WRITTEN TASK
Read the data and repeat all of it exactly.

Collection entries
□ □ □

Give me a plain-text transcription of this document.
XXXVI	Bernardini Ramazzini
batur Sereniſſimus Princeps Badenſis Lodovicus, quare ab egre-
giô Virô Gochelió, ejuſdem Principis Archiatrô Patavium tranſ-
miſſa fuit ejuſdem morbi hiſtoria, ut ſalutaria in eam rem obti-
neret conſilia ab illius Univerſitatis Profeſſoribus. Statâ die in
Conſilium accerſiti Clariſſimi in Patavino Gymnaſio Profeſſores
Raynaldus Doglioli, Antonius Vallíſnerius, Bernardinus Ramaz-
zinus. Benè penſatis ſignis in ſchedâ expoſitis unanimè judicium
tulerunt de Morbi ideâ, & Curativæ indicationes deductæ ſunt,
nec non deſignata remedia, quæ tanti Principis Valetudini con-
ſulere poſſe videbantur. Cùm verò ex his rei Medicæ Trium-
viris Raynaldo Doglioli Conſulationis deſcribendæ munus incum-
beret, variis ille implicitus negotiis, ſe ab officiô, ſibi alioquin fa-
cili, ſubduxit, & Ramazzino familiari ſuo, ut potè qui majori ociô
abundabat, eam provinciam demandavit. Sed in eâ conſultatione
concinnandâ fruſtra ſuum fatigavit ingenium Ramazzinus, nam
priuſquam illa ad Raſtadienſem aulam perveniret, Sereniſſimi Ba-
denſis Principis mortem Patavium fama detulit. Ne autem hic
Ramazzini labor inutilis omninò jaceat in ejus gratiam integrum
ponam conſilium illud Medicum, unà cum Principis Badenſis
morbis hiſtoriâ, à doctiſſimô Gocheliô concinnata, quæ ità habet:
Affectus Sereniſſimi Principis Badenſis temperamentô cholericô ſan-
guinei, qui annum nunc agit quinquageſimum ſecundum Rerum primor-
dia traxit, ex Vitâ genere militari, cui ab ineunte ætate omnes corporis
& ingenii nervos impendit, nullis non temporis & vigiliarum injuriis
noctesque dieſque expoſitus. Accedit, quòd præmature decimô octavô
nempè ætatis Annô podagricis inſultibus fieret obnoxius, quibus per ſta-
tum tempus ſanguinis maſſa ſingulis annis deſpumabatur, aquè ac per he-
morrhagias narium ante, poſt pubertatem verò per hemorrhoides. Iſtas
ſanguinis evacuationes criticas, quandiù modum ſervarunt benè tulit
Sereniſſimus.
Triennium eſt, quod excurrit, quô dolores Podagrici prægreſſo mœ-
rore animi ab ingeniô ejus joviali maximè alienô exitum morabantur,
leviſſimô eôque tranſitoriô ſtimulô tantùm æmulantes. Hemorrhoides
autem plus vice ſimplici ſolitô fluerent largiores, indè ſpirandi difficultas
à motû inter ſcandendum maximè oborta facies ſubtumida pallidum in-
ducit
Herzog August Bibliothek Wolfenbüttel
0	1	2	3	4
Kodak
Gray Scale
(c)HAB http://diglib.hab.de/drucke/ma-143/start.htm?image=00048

□ □ □

EXERCISE OUTPUT
Give me a plain-text transcription of this document.
XXXVI	Bernardini Ramazzini
batur Sereniſſimus Princeps Badenſis Lodovicus, quare ab egre-
giô Virô Gochelió, ejuſdem Principis Archiatrô Patavium tranſ-
miſſa fuit ejuſdem morbi hiſtoria, ut ſalutaria in eam rem obti-
neret conſilia ab illius Univerſitatis Profeſſoribus. Statâ die in
Conſilium accerſiti Clariſſimi in Patavino Gymnaſio Profeſſores
Raynaldus Doglioli, Antonius Vallíſnerius, Bernardinus Ramaz-
zinus. Benè penſatis ſignis in ſchedâ expoſitis unanimè judicium
tulerunt de Morbi ideâ, & Curativæ indicationes deductæ ſunt,
nec non deſignata remedia, quæ tanti Principis Valetudini con-
ſulere poſſe videbantur. Cùm verò ex his rei Medicæ Trium-
viris Raynaldo Doglioli Conſulationis deſcribendæ munus incum-
beret, variis ille implicitus negotiis, ſe ab officiô, ſibi alioquin fa-
cili, ſubduxit, & Ramazzino familiari ſuo, ut potè qui majori ociô
abundabat, eam provinciam demandavit. Sed in eâ conſultatione
concinnandâ fruſtra ſuum fatigavit ingenium Ramazzinus, nam
priuſquam illa ad Raſtadienſem aulam perveniret, Sereniſſimi Ba-
denſis Principis mortem Patavium fama detulit. Ne autem hic
Ramazzini labor inutilis omninò jaceat in ejus gratiam integrum
ponam conſilium illud Medicum, unà cum Principis Badenſis
morbis hiſtoriâ, à doctiſſimô Gocheliô concinnata, quæ ità habet:
Affectus Sereniſſimi Principis Badenſis temperamentô cholericô ſan-
guinei, qui annum nunc agit quinquageſimum ſecundum Rerum primor-
dia traxit, ex Vitâ genere militari, cui ab ineunte ætate omnes corporis
& ingenii nervos impendit, nullis non temporis & vigiliarum injuriis
noctesque dieſque expoſitus. Accedit, quòd præmature decimô octavô
nempè ætatis Annô podagricis inſultibus fieret obnoxius, quibus per ſta-
tum tempus ſanguinis maſſa ſingulis annis deſpumabatur, aquè ac per he-
morrhagias narium ante, poſt pubertatem verò per hemorrhoides. Iſtas
ſanguinis evacuationes criticas, quandiù modum ſervarunt benè tulit
Sereniſſimus.
Triennium eſt, quod excurrit, quô dolores Podagrici prægreſſo mœ-
rore animi ab ingeniô ejus joviali maximè alienô exitum morabantur,
leviſſimô eôque tranſitoriô ſtimulô tantùm æmulantes. Hemorrhoides
autem plus vice ſimplici ſolitô fluerent largiores, indè ſpirandi difficultas
à motû inter ſcandendum maximè oborta facies ſubtumida pallidum in-
ducit
Herzog August Bibliothek Wolfenbüttel
0	1	2	3	4
Kodak
Gray Scale
(c)HAB http://diglib.hab.de/drucke/ma-143/start.htm?image=00048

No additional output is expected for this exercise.